◆ WRITTEN INSTRUCTION ◆
Give the count of lines containing the string "PROP", with no other output.

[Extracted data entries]
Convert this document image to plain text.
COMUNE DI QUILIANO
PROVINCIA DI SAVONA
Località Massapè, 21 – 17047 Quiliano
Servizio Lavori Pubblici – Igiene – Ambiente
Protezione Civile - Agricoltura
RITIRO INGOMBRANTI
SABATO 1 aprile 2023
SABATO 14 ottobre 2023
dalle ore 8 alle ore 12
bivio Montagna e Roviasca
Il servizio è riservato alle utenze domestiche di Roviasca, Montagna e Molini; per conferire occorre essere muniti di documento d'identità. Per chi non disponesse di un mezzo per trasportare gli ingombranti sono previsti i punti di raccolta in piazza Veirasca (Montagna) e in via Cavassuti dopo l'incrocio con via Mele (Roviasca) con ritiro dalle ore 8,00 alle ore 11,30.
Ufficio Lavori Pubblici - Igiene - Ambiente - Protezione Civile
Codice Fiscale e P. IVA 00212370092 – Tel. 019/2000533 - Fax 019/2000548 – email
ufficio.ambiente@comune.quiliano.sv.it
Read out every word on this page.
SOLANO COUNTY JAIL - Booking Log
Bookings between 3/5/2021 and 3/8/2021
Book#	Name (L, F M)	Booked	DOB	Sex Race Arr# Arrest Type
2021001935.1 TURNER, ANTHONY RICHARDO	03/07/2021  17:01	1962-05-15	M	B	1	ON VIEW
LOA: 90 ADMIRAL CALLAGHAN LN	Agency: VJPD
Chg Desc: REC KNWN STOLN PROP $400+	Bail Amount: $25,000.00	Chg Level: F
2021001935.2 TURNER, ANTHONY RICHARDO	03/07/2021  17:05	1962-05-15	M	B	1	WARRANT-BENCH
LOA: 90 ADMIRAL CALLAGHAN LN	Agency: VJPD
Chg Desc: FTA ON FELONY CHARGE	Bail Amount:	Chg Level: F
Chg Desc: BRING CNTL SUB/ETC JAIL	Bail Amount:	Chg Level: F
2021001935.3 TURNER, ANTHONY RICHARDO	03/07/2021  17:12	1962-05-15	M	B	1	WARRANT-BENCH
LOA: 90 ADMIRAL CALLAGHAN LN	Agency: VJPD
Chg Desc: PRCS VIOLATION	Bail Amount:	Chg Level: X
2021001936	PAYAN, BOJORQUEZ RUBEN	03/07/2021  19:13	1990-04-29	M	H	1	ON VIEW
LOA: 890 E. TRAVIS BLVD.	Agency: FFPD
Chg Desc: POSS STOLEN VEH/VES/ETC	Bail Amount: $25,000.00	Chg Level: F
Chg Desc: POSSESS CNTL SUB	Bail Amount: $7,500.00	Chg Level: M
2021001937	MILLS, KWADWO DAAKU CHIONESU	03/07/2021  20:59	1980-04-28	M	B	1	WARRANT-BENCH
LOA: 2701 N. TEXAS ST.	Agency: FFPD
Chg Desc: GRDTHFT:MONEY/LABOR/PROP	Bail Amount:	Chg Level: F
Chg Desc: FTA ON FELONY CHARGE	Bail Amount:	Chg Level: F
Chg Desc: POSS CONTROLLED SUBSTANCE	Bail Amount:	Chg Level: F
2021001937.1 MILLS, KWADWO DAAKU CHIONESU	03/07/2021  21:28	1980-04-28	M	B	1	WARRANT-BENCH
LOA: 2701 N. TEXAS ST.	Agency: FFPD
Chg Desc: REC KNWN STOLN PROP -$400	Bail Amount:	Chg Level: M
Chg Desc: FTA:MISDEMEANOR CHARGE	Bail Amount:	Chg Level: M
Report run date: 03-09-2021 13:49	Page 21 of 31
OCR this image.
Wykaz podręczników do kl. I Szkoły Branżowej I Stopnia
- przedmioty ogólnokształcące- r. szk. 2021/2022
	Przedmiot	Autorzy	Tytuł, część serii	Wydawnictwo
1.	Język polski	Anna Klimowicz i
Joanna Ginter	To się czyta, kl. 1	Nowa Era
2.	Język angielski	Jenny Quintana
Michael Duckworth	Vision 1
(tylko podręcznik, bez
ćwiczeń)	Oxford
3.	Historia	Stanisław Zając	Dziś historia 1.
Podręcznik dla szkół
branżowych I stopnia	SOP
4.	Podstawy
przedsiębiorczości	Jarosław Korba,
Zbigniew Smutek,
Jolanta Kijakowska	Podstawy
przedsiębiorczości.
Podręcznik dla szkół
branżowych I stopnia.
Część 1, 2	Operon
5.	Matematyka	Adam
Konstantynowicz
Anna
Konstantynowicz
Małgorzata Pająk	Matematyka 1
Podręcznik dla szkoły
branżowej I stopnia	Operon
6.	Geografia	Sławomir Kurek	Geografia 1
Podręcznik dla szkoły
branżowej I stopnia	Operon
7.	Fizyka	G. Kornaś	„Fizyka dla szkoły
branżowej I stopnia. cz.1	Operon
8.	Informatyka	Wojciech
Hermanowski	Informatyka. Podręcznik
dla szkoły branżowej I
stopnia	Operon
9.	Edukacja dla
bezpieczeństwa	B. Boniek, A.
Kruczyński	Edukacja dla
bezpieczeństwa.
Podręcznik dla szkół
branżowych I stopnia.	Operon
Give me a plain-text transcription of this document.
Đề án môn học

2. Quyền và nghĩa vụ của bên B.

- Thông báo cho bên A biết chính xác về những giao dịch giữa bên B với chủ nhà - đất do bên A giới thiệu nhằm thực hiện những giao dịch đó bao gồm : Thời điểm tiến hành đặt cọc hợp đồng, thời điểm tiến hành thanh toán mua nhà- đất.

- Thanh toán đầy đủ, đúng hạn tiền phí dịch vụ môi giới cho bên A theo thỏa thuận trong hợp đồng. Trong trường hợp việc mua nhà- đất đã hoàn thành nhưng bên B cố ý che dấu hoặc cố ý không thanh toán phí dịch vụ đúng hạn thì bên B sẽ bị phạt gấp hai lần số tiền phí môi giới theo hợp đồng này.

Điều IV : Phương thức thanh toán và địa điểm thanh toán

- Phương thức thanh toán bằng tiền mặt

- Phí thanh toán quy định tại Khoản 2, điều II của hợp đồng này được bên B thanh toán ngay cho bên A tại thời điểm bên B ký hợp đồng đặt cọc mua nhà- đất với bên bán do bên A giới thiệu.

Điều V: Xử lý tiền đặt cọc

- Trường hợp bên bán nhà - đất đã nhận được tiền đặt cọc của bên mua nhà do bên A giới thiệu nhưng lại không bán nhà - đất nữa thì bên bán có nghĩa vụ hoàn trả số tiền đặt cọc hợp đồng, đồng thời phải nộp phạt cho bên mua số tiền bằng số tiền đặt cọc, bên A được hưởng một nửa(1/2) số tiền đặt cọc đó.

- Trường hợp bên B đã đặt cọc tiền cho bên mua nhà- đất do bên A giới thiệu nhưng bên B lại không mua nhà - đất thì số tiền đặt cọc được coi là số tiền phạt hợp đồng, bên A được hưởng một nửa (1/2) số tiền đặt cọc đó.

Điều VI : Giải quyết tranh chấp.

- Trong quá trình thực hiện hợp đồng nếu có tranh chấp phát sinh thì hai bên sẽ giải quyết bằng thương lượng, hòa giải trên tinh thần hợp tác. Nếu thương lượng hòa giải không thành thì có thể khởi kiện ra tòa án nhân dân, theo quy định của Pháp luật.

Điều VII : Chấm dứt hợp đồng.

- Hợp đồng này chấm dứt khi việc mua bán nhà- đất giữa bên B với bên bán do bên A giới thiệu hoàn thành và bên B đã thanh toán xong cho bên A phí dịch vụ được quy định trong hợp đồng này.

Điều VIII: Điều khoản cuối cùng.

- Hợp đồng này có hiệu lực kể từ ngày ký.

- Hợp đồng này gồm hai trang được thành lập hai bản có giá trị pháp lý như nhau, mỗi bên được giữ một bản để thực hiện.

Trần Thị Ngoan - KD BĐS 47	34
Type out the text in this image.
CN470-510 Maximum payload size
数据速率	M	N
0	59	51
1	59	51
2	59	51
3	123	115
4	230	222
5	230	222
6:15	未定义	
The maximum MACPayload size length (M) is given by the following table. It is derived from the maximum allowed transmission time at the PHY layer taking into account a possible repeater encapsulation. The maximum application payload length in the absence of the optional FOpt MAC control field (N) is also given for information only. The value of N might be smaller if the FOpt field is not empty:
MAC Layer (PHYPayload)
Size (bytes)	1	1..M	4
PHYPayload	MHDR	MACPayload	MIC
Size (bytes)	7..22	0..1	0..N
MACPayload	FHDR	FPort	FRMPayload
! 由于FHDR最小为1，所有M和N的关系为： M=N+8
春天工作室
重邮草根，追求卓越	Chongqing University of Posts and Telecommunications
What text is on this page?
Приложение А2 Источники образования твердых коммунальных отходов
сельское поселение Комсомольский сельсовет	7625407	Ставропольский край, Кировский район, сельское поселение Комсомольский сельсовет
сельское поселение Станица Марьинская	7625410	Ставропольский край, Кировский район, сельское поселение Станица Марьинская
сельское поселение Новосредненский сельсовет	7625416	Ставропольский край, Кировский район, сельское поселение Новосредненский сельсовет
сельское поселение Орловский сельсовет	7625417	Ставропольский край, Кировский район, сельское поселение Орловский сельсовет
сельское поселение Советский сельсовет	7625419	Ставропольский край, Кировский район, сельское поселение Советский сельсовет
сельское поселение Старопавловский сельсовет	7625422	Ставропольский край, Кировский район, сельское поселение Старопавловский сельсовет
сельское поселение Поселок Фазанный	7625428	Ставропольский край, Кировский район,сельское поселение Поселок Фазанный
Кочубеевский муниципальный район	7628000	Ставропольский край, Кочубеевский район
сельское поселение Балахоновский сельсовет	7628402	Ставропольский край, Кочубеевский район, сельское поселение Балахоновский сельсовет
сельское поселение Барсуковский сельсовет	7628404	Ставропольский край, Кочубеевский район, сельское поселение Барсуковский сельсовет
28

◆ ANSWER BELOW ◆
3